-- Exercise requirements --
Write out the material below again, unchanged.

-- Dataset records --

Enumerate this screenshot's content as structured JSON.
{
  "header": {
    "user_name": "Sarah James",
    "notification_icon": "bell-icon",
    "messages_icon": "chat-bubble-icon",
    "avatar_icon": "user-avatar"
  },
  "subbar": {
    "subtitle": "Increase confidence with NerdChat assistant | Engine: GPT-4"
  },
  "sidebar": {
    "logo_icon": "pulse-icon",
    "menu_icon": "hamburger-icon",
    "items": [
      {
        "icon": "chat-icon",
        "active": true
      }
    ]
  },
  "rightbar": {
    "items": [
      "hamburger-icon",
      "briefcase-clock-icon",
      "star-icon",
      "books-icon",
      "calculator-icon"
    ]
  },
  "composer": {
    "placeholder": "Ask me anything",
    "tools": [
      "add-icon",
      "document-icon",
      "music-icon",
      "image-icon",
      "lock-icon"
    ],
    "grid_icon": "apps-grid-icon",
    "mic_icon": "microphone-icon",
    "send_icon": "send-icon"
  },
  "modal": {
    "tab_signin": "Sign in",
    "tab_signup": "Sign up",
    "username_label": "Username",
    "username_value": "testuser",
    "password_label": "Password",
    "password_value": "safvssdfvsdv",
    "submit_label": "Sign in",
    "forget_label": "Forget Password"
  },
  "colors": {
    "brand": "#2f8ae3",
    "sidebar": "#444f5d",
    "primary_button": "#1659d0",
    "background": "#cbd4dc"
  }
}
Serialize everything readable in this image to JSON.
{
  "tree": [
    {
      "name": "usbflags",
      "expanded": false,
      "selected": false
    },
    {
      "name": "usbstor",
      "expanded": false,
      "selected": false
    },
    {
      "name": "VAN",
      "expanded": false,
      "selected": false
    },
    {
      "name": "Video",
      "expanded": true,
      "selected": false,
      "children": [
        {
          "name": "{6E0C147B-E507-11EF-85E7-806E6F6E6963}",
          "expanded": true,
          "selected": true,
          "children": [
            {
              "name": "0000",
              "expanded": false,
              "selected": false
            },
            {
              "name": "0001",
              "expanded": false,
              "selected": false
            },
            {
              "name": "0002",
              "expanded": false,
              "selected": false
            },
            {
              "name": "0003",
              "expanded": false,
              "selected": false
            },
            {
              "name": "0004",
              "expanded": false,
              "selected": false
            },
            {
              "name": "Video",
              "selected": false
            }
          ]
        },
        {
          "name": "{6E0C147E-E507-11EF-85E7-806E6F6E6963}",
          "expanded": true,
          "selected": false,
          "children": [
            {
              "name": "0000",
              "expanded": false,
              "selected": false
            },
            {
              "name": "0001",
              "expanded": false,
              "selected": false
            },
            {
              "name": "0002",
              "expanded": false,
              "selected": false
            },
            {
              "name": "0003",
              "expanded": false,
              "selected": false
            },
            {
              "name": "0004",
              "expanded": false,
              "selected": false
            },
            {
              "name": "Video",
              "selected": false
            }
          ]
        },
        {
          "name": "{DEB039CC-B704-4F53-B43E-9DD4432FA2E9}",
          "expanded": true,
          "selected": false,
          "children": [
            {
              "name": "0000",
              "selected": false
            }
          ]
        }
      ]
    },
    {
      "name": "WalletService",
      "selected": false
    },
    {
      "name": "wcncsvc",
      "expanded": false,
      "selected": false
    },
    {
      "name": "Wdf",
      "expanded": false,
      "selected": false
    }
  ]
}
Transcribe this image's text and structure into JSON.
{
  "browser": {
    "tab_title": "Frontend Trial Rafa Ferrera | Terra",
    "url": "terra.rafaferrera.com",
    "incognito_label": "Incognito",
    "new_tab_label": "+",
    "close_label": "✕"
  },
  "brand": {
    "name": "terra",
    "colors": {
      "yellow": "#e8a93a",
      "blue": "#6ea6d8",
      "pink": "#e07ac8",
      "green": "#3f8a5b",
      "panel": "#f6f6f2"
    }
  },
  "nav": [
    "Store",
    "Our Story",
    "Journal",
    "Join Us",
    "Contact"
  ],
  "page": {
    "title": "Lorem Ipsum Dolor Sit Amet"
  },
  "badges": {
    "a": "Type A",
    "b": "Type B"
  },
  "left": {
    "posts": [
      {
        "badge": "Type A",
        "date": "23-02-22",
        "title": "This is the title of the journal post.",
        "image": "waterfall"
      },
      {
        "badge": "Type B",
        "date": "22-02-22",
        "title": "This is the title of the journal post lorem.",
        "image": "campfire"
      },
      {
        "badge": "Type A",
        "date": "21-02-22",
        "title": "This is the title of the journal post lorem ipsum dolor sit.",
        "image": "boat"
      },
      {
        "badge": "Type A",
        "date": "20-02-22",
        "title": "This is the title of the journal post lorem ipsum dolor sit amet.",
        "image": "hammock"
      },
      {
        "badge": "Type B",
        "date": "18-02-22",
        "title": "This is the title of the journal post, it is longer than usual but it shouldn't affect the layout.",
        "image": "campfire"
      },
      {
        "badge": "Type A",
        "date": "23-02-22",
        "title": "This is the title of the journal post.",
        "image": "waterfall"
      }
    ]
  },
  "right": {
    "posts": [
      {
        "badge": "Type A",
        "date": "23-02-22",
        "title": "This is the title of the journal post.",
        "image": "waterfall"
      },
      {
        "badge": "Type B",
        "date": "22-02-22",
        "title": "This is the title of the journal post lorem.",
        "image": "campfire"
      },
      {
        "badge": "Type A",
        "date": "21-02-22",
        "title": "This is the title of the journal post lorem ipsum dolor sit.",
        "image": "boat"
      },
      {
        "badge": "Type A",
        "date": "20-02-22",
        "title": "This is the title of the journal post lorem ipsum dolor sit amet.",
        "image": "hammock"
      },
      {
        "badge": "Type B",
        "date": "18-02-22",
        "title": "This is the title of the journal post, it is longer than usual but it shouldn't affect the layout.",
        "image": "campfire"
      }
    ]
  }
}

-- Final answer --
Enumerate this screenshot's content as structured JSON.
{
  "header": {
    "user_name": "Sarah James",
    "notification_icon": "bell-icon",
    "messages_icon": "chat-bubble-icon",
    "avatar_icon": "user-avatar"
  },
  "subbar": {
    "subtitle": "Increase confidence with NerdChat assistant | Engine: GPT-4"
  },
  "sidebar": {
    "logo_icon": "pulse-icon",
    "menu_icon": "hamburger-icon",
    "items": [
      {
        "icon": "chat-icon",
        "active": true
      }
    ]
  },
  "rightbar": {
    "items": [
      "hamburger-icon",
      "briefcase-clock-icon",
      "star-icon",
      "books-icon",
      "calculator-icon"
    ]
  },
  "composer": {
    "placeholder": "Ask me anything",
    "tools": [
      "add-icon",
      "document-icon",
      "music-icon",
      "image-icon",
      "lock-icon"
    ],
    "grid_icon": "apps-grid-icon",
    "mic_icon": "microphone-icon",
    "send_icon": "send-icon"
  },
  "modal": {
    "tab_signin": "Sign in",
    "tab_signup": "Sign up",
    "username_label": "Username",
    "username_value": "testuser",
    "password_label": "Password",
    "password_value": "safvssdfvsdv",
    "submit_label": "Sign in",
    "forget_label": "Forget Password"
  },
  "colors": {
    "brand": "#2f8ae3",
    "sidebar": "#444f5d",
    "primary_button": "#1659d0",
    "background": "#cbd4dc"
  }
}
Serialize everything readable in this image to JSON.
{
  "tree": [
    {
      "name": "usbflags",
      "expanded": false,
      "selected": false
    },
    {
      "name": "usbstor",
      "expanded": false,
      "selected": false
    },
    {
      "name": "VAN",
      "expanded": false,
      "selected": false
    },
    {
      "name": "Video",
      "expanded": true,
      "selected": false,
      "children": [
        {
          "name": "{6E0C147B-E507-11EF-85E7-806E6F6E6963}",
          "expanded": true,
          "selected": true,
          "children": [
            {
              "name": "0000",
              "expanded": false,
              "selected": false
            },
            {
              "name": "0001",
              "expanded": false,
              "selected": false
            },
            {
              "name": "0002",
              "expanded": false,
              "selected": false
            },
            {
              "name": "0003",
              "expanded": false,
              "selected": false
            },
            {
              "name": "0004",
              "expanded": false,
              "selected": false
            },
            {
              "name": "Video",
              "selected": false
            }
          ]
        },
        {
          "name": "{6E0C147E-E507-11EF-85E7-806E6F6E6963}",
          "expanded": true,
          "selected": false,
          "children": [
            {
              "name": "0000",
              "expanded": false,
              "selected": false
            },
            {
              "name": "0001",
              "expanded": false,
              "selected": false
            },
            {
              "name": "0002",
              "expanded": false,
              "selected": false
            },
            {
              "name": "0003",
              "expanded": false,
              "selected": false
            },
            {
              "name": "0004",
              "expanded": false,
              "selected": false
            },
            {
              "name": "Video",
              "selected": false
            }
          ]
        },
        {
          "name": "{DEB039CC-B704-4F53-B43E-9DD4432FA2E9}",
          "expanded": true,
          "selected": false,
          "children": [
            {
              "name": "0000",
              "selected": false
            }
          ]
        }
      ]
    },
    {
      "name": "WalletService",
      "selected": false
    },
    {
      "name": "wcncsvc",
      "expanded": false,
      "selected": false
    },
    {
      "name": "Wdf",
      "expanded": false,
      "selected": false
    }
  ]
}
Transcribe this image's text and structure into JSON.
{
  "browser": {
    "tab_title": "Frontend Trial Rafa Ferrera | Terra",
    "url": "terra.rafaferrera.com",
    "incognito_label": "Incognito",
    "new_tab_label": "+",
    "close_label": "✕"
  },
  "brand": {
    "name": "terra",
    "colors": {
      "yellow": "#e8a93a",
      "blue": "#6ea6d8",
      "pink": "#e07ac8",
      "green": "#3f8a5b",
      "panel": "#f6f6f2"
    }
  },
  "nav": [
    "Store",
    "Our Story",
    "Journal",
    "Join Us",
    "Contact"
  ],
  "page": {
    "title": "Lorem Ipsum Dolor Sit Amet"
  },
  "badges": {
    "a": "Type A",
    "b": "Type B"
  },
  "left": {
    "posts": [
      {
        "badge": "Type A",
        "date": "23-02-22",
        "title": "This is the title of the journal post.",
        "image": "waterfall"
      },
      {
        "badge": "Type B",
        "date": "22-02-22",
        "title": "This is the title of the journal post lorem.",
        "image": "campfire"
      },
      {
        "badge": "Type A",
        "date": "21-02-22",
        "title": "This is the title of the journal post lorem ipsum dolor sit.",
        "image": "boat"
      },
      {
        "badge": "Type A",
        "date": "20-02-22",
        "title": "This is the title of the journal post lorem ipsum dolor sit amet.",
        "image": "hammock"
      },
      {
        "badge": "Type B",
        "date": "18-02-22",
        "title": "This is the title of the journal post, it is longer than usual but it shouldn't affect the layout.",
        "image": "campfire"
      },
      {
        "badge": "Type A",
        "date": "23-02-22",
        "title": "This is the title of the journal post.",
        "image": "waterfall"
      }
    ]
  },
  "right": {
    "posts": [
      {
        "badge": "Type A",
        "date": "23-02-22",
        "title": "This is the title of the journal post.",
        "image": "waterfall"
      },
      {
        "badge": "Type B",
        "date": "22-02-22",
        "title": "This is the title of the journal post lorem.",
        "image": "campfire"
      },
      {
        "badge": "Type A",
        "date": "21-02-22",
        "title": "This is the title of the journal post lorem ipsum dolor sit.",
        "image": "boat"
      },
      {
        "badge": "Type A",
        "date": "20-02-22",
        "title": "This is the title of the journal post lorem ipsum dolor sit amet.",
        "image": "hammock"
      },
      {
        "badge": "Type B",
        "date": "18-02-22",
        "title": "This is the title of the journal post, it is longer than usual but it shouldn't affect the layout.",
        "image": "campfire"
      }
    ]
  }
}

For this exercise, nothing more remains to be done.